- **Task**: Copy everything in the records exactly; the pictures stay out.

- **Provided records**:
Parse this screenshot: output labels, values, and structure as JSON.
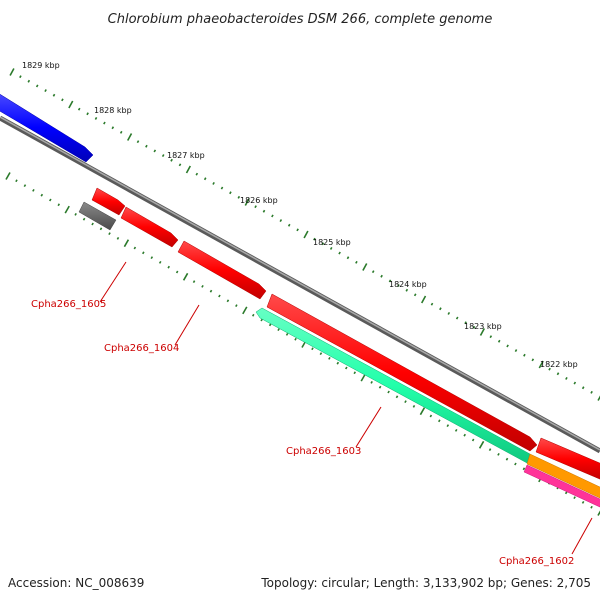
{
  "title": "Chlorobium phaeobacteroides DSM 266, complete genome",
  "footer": {
    "accession": "Accession: NC_008639",
    "summary": "Topology: circular; Length: 3,133,902 bp; Genes: 2,705"
  },
  "ruler": {
    "labels": [
      "1829 kbp",
      "1828 kbp",
      "1827 kbp",
      "1826 kbp",
      "1825 kbp",
      "1824 kbp",
      "1823 kbp",
      "1822 kbp"
    ]
  },
  "genes": [
    {
      "name": "Cpha266_1605",
      "color": "#ff0000",
      "strand": "+"
    },
    {
      "name": "Cpha266_1604",
      "color": "#ff0000",
      "strand": "+"
    },
    {
      "name": "Cpha266_1603",
      "color": "#22ffaa",
      "strand": "-"
    },
    {
      "name": "Cpha266_1602",
      "color": "#ff0000",
      "strand": "+"
    }
  ],
  "colors": {
    "backbone": "#7a7a7a",
    "forward_gene": "#ff0000",
    "reverse_gene": "#22ffaa",
    "upstream_gene": "#0000ff",
    "pseudo_gene": "#666666",
    "orange_gene": "#ff9900",
    "magenta_gene": "#ff3399",
    "tick": "#2b7a2b",
    "label": "#cc0000"
  }
}
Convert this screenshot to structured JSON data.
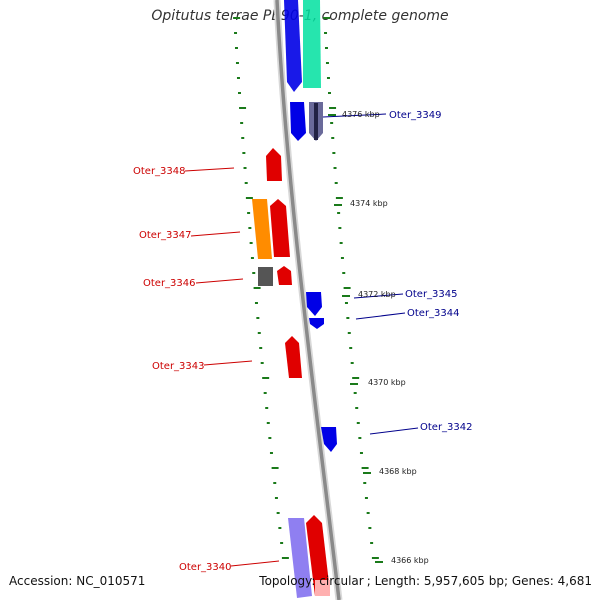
{
  "title": "Opitutus terrae PB90-1, complete genome",
  "footer": {
    "accession_label": "Accession:",
    "accession": "NC_010571",
    "topology_label": "Topology:",
    "topology": "circular",
    "length_label": "Length:",
    "length": "5,957,605 bp",
    "genes_label": "Genes:",
    "genes": "4,681"
  },
  "colors": {
    "forward_gene": "#e00000",
    "reverse_gene": "#0000e6",
    "forward_label": "#cc0000",
    "reverse_label": "#00008b",
    "orange_feature": "#ff8c00",
    "grey_feature": "#555555",
    "lavender_feature": "#7b68ee",
    "teal_feature": "#00e0a0",
    "tick": "#1a7a1a",
    "backbone": "#888888"
  },
  "chart_data": {
    "type": "genome_map",
    "title": "Opitutus terrae PB90-1, complete genome",
    "kbp_labels": [
      "4376 kbp",
      "4374 kbp",
      "4372 kbp",
      "4370 kbp",
      "4368 kbp",
      "4366 kbp"
    ],
    "forward_genes": [
      "Oter_3348",
      "Oter_3347",
      "Oter_3346",
      "Oter_3343",
      "Oter_3340"
    ],
    "reverse_genes": [
      "Oter_3349",
      "Oter_3345",
      "Oter_3344",
      "Oter_3342"
    ]
  }
}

- **Solution below**:
Parse this screenshot: output labels, values, and structure as JSON.
{
  "title": "Chlorobium phaeobacteroides DSM 266, complete genome",
  "footer": {
    "accession": "Accession: NC_008639",
    "summary": "Topology: circular; Length: 3,133,902 bp; Genes: 2,705"
  },
  "ruler": {
    "labels": [
      "1829 kbp",
      "1828 kbp",
      "1827 kbp",
      "1826 kbp",
      "1825 kbp",
      "1824 kbp",
      "1823 kbp",
      "1822 kbp"
    ]
  },
  "genes": [
    {
      "name": "Cpha266_1605",
      "color": "#ff0000",
      "strand": "+"
    },
    {
      "name": "Cpha266_1604",
      "color": "#ff0000",
      "strand": "+"
    },
    {
      "name": "Cpha266_1603",
      "color": "#22ffaa",
      "strand": "-"
    },
    {
      "name": "Cpha266_1602",
      "color": "#ff0000",
      "strand": "+"
    }
  ],
  "colors": {
    "backbone": "#7a7a7a",
    "forward_gene": "#ff0000",
    "reverse_gene": "#22ffaa",
    "upstream_gene": "#0000ff",
    "pseudo_gene": "#666666",
    "orange_gene": "#ff9900",
    "magenta_gene": "#ff3399",
    "tick": "#2b7a2b",
    "label": "#cc0000"
  }
}
Convert this screenshot to structured JSON data.
{
  "title": "Opitutus terrae PB90-1, complete genome",
  "footer": {
    "accession_label": "Accession:",
    "accession": "NC_010571",
    "topology_label": "Topology:",
    "topology": "circular",
    "length_label": "Length:",
    "length": "5,957,605 bp",
    "genes_label": "Genes:",
    "genes": "4,681"
  },
  "colors": {
    "forward_gene": "#e00000",
    "reverse_gene": "#0000e6",
    "forward_label": "#cc0000",
    "reverse_label": "#00008b",
    "orange_feature": "#ff8c00",
    "grey_feature": "#555555",
    "lavender_feature": "#7b68ee",
    "teal_feature": "#00e0a0",
    "tick": "#1a7a1a",
    "backbone": "#888888"
  },
  "chart_data": {
    "type": "genome_map",
    "title": "Opitutus terrae PB90-1, complete genome",
    "kbp_labels": [
      "4376 kbp",
      "4374 kbp",
      "4372 kbp",
      "4370 kbp",
      "4368 kbp",
      "4366 kbp"
    ],
    "forward_genes": [
      "Oter_3348",
      "Oter_3347",
      "Oter_3346",
      "Oter_3343",
      "Oter_3340"
    ],
    "reverse_genes": [
      "Oter_3349",
      "Oter_3345",
      "Oter_3344",
      "Oter_3342"
    ]
  }
}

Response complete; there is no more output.